**Texte fourni:**
— Par Max Dorléans, GRS —
La lettre d’appel à la discussion que Macron a dû écrire en réponse aux exigences du mouvement des Gilets jaunes n’est rien d’autre que de l’enfumage visant à enliser ce dernier, en cherchant à déplacer le curseur de la lutte sociale vers un terrain plus institutionnel.
Même si nous n’y participerons pas formellement, n’ayant pas attendu Macron pour discuter au quotidien sur notre avenir avec les Martiniquais et les Martiniquaises, nous saluerons les Gilets jaunes, de nous offrir, grâce à leur colère contre Macron, une fenêtre supplémentaire, pour poursuivre, avec peut être, une écoute plus attentive, nos discussions ici même.
Evidemment, nous ne savons aucunement aujourd’hui, ce qui va résulter au profit de la majorité de la population en France, le débat découlant du mouvement initié par les gilets jaunes le 17 novembre 2018. Mais nous ne nous faisons non plus aucune illusion à son sujet au regard de nos propres expériences avec les différents « états généraux » mis en place ici par les Chirac, Sarkozy et Macron lui-même.
Et, nous le savons d’autant moins que l’ensemble des quelques débats intéressants autour notamment des problèmes de justice sociale et justice fiscale, sont cadenassés par des experts et notables rompus aux questions économiques, fiscales, budgétaires, prompts pour condamner uniquement les violences attribuées aux gilets jaunes, et sensibles aux seules solutions respectant le cadre institutionnel existant.

**Données affichées:**
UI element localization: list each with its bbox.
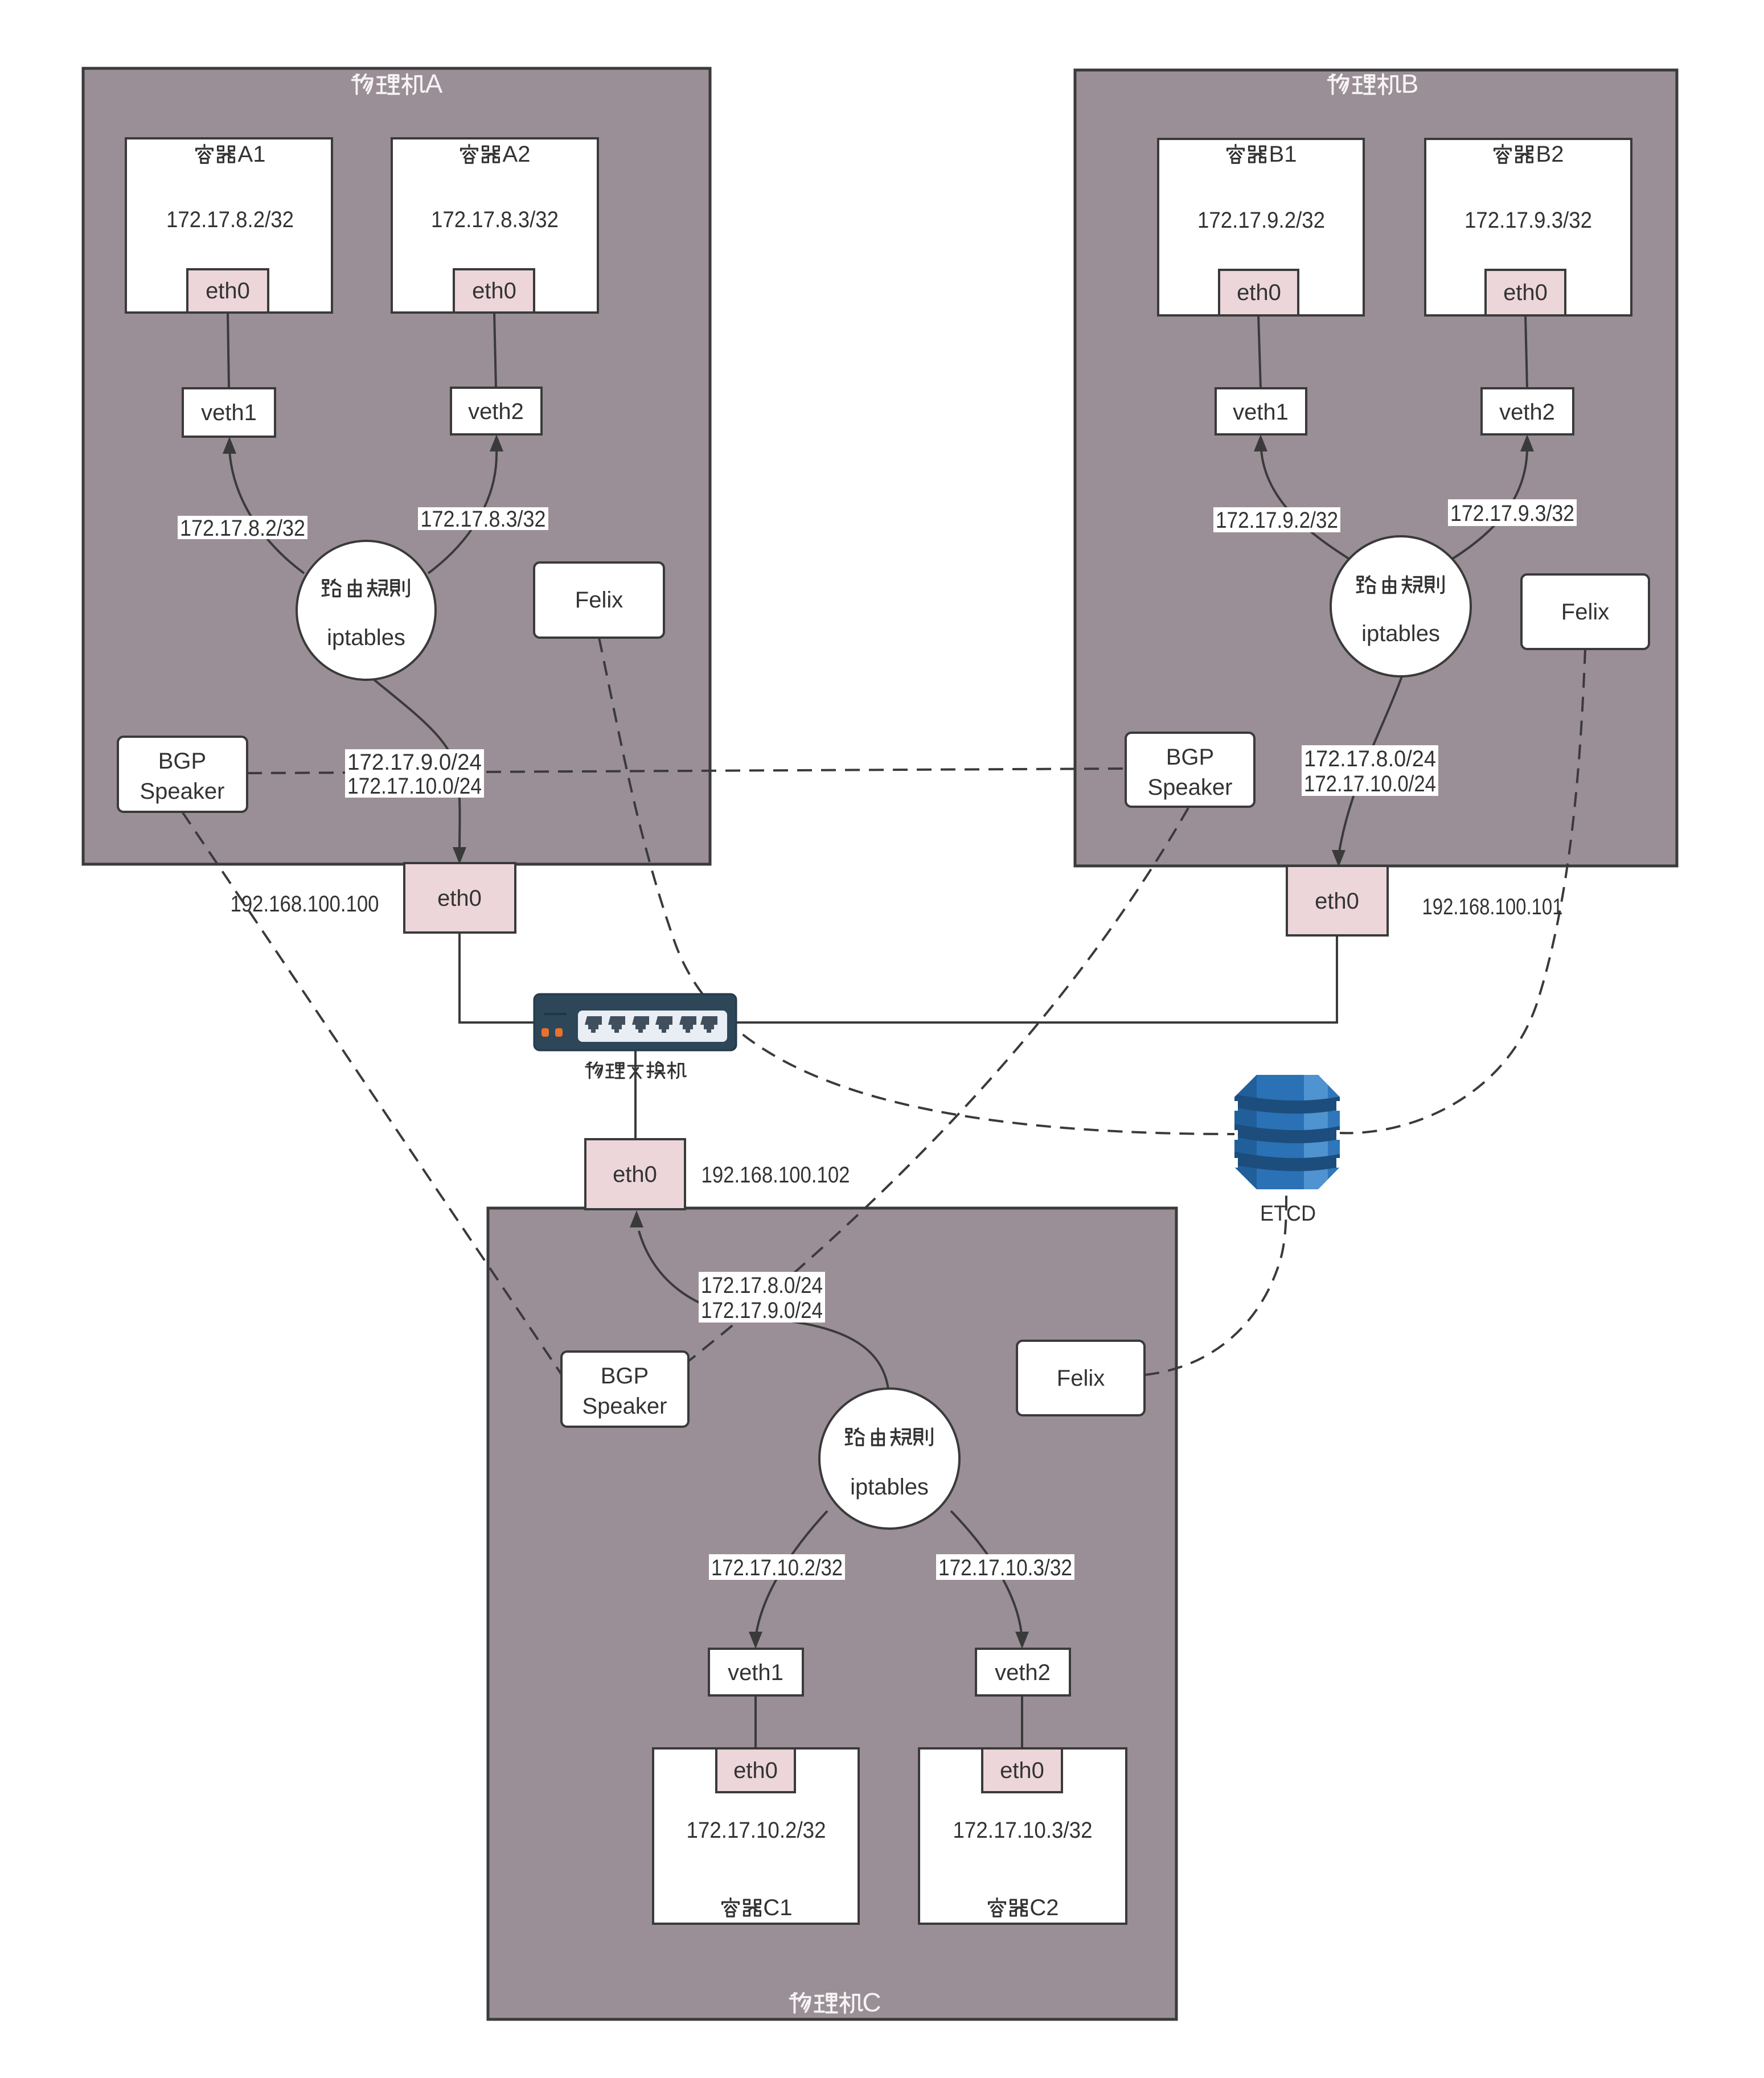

**Consignes:**
1. D'après le texte fourni, à quelle date les Gilets jaunes ont-ils lancé leur mouvement ?
2. Reproduisez à l'identique le passage du texte fourni qui s'ouvre sur les mots contenant « Et, nous le » et se referme sur « cadre institutionnel existant. ».

**Réponses aux consignes:**
1. Le 17 novembre 2018.

2.
Et, nous le savons d’autant moins que l’ensemble des quelques débats intéressants autour notamment des problèmes de justice sociale et justice fiscale, sont cadenassés par des experts et notables rompus aux questions économiques, fiscales, budgétaires, prompts pour condamner uniquement les violences attribuées aux gilets jaunes, et sensibles aux seules solutions respectant le cadre institutionnel existant.